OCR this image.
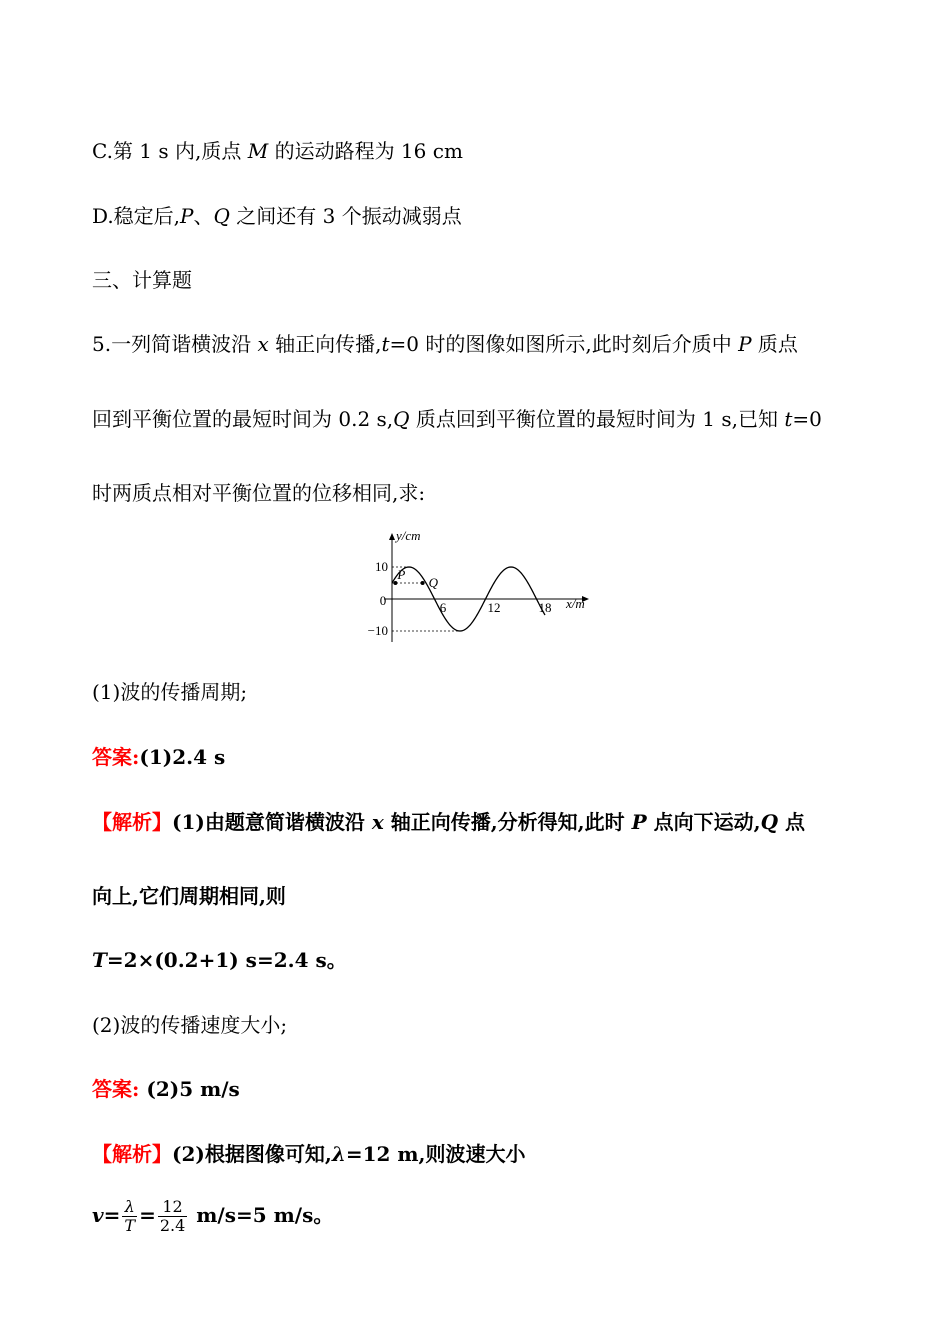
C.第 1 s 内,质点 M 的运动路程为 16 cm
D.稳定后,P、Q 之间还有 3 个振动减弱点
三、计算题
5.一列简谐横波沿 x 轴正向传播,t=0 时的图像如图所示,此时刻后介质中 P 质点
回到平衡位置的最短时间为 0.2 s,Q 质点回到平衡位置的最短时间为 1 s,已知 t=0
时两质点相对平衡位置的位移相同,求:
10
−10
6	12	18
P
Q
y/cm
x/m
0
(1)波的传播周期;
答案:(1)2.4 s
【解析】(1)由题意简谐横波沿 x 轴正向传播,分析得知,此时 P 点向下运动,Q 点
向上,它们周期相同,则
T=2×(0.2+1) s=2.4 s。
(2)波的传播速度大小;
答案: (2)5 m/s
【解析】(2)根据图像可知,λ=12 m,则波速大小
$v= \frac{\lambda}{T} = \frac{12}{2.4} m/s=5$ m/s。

——————————

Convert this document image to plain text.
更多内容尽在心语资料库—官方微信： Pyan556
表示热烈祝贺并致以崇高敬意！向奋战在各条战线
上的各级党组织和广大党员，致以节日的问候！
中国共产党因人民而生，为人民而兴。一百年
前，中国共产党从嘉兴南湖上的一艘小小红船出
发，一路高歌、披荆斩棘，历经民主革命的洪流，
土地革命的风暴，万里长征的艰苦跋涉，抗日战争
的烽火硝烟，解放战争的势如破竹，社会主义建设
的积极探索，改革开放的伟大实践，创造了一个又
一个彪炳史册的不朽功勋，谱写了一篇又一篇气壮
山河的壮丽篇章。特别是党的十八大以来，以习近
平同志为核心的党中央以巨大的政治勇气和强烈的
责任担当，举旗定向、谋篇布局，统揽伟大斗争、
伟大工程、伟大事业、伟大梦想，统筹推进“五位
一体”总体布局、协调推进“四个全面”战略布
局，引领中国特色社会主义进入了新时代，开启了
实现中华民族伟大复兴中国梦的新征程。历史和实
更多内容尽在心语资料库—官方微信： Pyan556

——————————

From the entries above, list each line with "image" in it.

OCR this image.
Convert this document image to plain text.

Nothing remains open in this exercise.